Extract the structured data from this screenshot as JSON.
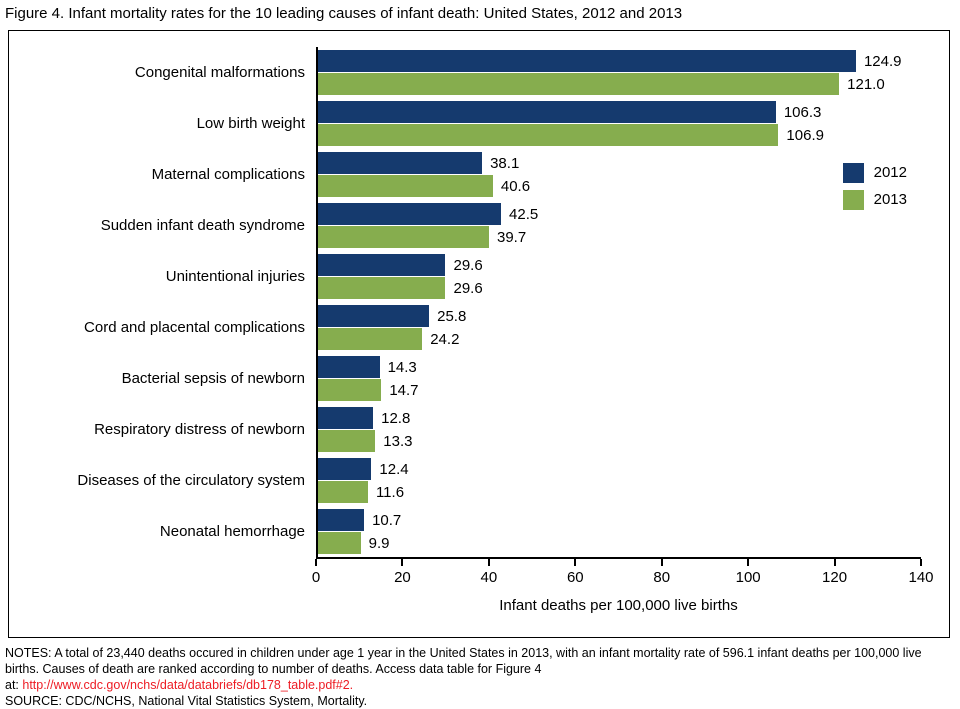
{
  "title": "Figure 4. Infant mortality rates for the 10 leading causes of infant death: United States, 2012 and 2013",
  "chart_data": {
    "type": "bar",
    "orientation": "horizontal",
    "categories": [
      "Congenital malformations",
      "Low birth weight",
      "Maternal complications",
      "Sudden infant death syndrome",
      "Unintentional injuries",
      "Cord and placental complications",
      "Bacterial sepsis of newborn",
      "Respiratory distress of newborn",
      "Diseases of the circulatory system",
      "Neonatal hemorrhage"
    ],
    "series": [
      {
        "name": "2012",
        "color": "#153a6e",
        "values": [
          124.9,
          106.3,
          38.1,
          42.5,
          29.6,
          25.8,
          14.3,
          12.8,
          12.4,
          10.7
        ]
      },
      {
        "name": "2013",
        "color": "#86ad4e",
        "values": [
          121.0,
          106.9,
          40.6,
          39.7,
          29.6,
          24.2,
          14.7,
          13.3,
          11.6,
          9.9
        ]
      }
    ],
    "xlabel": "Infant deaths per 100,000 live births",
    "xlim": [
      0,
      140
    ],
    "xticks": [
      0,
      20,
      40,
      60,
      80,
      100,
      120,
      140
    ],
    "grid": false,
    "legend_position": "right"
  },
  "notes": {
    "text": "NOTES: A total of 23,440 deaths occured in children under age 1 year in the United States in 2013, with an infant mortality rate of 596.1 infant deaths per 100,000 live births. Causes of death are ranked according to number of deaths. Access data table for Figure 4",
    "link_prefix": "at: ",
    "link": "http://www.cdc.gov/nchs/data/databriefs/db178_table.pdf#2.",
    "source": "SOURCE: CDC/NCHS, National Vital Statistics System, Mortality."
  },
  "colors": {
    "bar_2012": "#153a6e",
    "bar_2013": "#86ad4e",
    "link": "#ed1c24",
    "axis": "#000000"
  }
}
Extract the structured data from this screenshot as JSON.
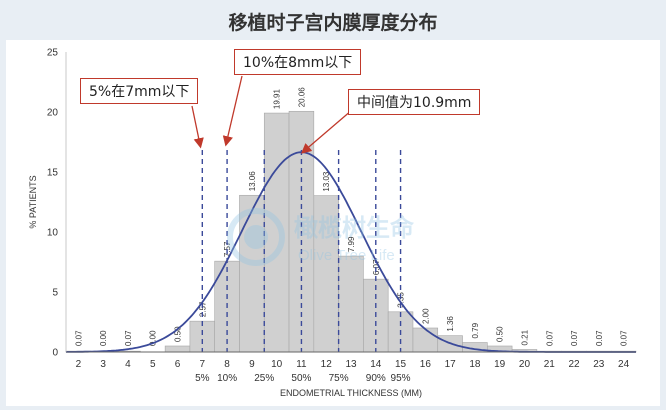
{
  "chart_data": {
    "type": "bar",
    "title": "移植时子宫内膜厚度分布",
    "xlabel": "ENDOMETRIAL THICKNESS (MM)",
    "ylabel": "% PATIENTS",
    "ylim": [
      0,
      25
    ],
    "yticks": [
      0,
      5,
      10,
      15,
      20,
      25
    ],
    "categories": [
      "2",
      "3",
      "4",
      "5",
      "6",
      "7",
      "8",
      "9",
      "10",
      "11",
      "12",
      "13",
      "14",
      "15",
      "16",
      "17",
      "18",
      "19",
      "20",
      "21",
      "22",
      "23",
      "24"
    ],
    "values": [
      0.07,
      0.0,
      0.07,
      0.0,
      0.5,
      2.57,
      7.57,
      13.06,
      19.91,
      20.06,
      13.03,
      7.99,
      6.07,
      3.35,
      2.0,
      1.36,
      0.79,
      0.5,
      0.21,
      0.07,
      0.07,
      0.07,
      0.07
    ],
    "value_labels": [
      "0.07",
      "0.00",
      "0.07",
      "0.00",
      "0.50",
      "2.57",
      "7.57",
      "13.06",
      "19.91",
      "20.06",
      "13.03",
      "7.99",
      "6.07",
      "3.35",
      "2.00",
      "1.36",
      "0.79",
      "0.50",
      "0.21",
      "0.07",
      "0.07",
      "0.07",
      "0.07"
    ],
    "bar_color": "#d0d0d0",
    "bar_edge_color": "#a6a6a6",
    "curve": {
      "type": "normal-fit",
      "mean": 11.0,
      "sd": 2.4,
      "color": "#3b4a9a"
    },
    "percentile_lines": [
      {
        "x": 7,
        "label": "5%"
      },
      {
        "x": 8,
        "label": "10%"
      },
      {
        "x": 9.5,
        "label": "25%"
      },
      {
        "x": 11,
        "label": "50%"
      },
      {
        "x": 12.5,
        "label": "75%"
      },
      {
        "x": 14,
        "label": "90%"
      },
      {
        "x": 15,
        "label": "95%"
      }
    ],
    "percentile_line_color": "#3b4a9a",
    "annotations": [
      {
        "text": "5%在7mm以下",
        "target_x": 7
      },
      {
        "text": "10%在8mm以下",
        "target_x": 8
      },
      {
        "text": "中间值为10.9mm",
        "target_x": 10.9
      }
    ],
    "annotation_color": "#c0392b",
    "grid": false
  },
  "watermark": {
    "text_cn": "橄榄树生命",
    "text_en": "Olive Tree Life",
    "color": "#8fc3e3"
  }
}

● ● ● ● ● ● ●

Would you please restate the records word for word, excluding any images?

Extract the structured data from this screenshot as JSON.
{
  "title": "Figure 4. Infant mortality rates for the 10 leading causes of infant death: United States, 2012 and 2013",
  "chart_data": {
    "type": "bar",
    "orientation": "horizontal",
    "categories": [
      "Congenital malformations",
      "Low birth weight",
      "Maternal complications",
      "Sudden infant death syndrome",
      "Unintentional injuries",
      "Cord and placental complications",
      "Bacterial sepsis of newborn",
      "Respiratory distress of newborn",
      "Diseases of the circulatory system",
      "Neonatal hemorrhage"
    ],
    "series": [
      {
        "name": "2012",
        "color": "#153a6e",
        "values": [
          124.9,
          106.3,
          38.1,
          42.5,
          29.6,
          25.8,
          14.3,
          12.8,
          12.4,
          10.7
        ]
      },
      {
        "name": "2013",
        "color": "#86ad4e",
        "values": [
          121.0,
          106.9,
          40.6,
          39.7,
          29.6,
          24.2,
          14.7,
          13.3,
          11.6,
          9.9
        ]
      }
    ],
    "xlabel": "Infant deaths per 100,000 live births",
    "xlim": [
      0,
      140
    ],
    "xticks": [
      0,
      20,
      40,
      60,
      80,
      100,
      120,
      140
    ],
    "grid": false,
    "legend_position": "right"
  },
  "notes": {
    "text": "NOTES: A total of 23,440 deaths occured in children under age 1 year in the United States in 2013, with an infant mortality rate of 596.1 infant deaths per 100,000 live births. Causes of death are ranked according to number of deaths. Access data table for Figure 4",
    "link_prefix": "at: ",
    "link": "http://www.cdc.gov/nchs/data/databriefs/db178_table.pdf#2.",
    "source": "SOURCE: CDC/NCHS, National Vital Statistics System, Mortality."
  },
  "colors": {
    "bar_2012": "#153a6e",
    "bar_2013": "#86ad4e",
    "link": "#ed1c24",
    "axis": "#000000"
  }
}
Extract the structured data from this screenshot as JSON.
{
  "chart_data": {
    "type": "bar",
    "title": "移植时子宫内膜厚度分布",
    "xlabel": "ENDOMETRIAL THICKNESS (MM)",
    "ylabel": "% PATIENTS",
    "ylim": [
      0,
      25
    ],
    "yticks": [
      0,
      5,
      10,
      15,
      20,
      25
    ],
    "categories": [
      "2",
      "3",
      "4",
      "5",
      "6",
      "7",
      "8",
      "9",
      "10",
      "11",
      "12",
      "13",
      "14",
      "15",
      "16",
      "17",
      "18",
      "19",
      "20",
      "21",
      "22",
      "23",
      "24"
    ],
    "values": [
      0.07,
      0.0,
      0.07,
      0.0,
      0.5,
      2.57,
      7.57,
      13.06,
      19.91,
      20.06,
      13.03,
      7.99,
      6.07,
      3.35,
      2.0,
      1.36,
      0.79,
      0.5,
      0.21,
      0.07,
      0.07,
      0.07,
      0.07
    ],
    "value_labels": [
      "0.07",
      "0.00",
      "0.07",
      "0.00",
      "0.50",
      "2.57",
      "7.57",
      "13.06",
      "19.91",
      "20.06",
      "13.03",
      "7.99",
      "6.07",
      "3.35",
      "2.00",
      "1.36",
      "0.79",
      "0.50",
      "0.21",
      "0.07",
      "0.07",
      "0.07",
      "0.07"
    ],
    "bar_color": "#d0d0d0",
    "bar_edge_color": "#a6a6a6",
    "curve": {
      "type": "normal-fit",
      "mean": 11.0,
      "sd": 2.4,
      "color": "#3b4a9a"
    },
    "percentile_lines": [
      {
        "x": 7,
        "label": "5%"
      },
      {
        "x": 8,
        "label": "10%"
      },
      {
        "x": 9.5,
        "label": "25%"
      },
      {
        "x": 11,
        "label": "50%"
      },
      {
        "x": 12.5,
        "label": "75%"
      },
      {
        "x": 14,
        "label": "90%"
      },
      {
        "x": 15,
        "label": "95%"
      }
    ],
    "percentile_line_color": "#3b4a9a",
    "annotations": [
      {
        "text": "5%在7mm以下",
        "target_x": 7
      },
      {
        "text": "10%在8mm以下",
        "target_x": 8
      },
      {
        "text": "中间值为10.9mm",
        "target_x": 10.9
      }
    ],
    "annotation_color": "#c0392b",
    "grid": false
  },
  "watermark": {
    "text_cn": "橄榄树生命",
    "text_en": "Olive Tree Life",
    "color": "#8fc3e3"
  }
}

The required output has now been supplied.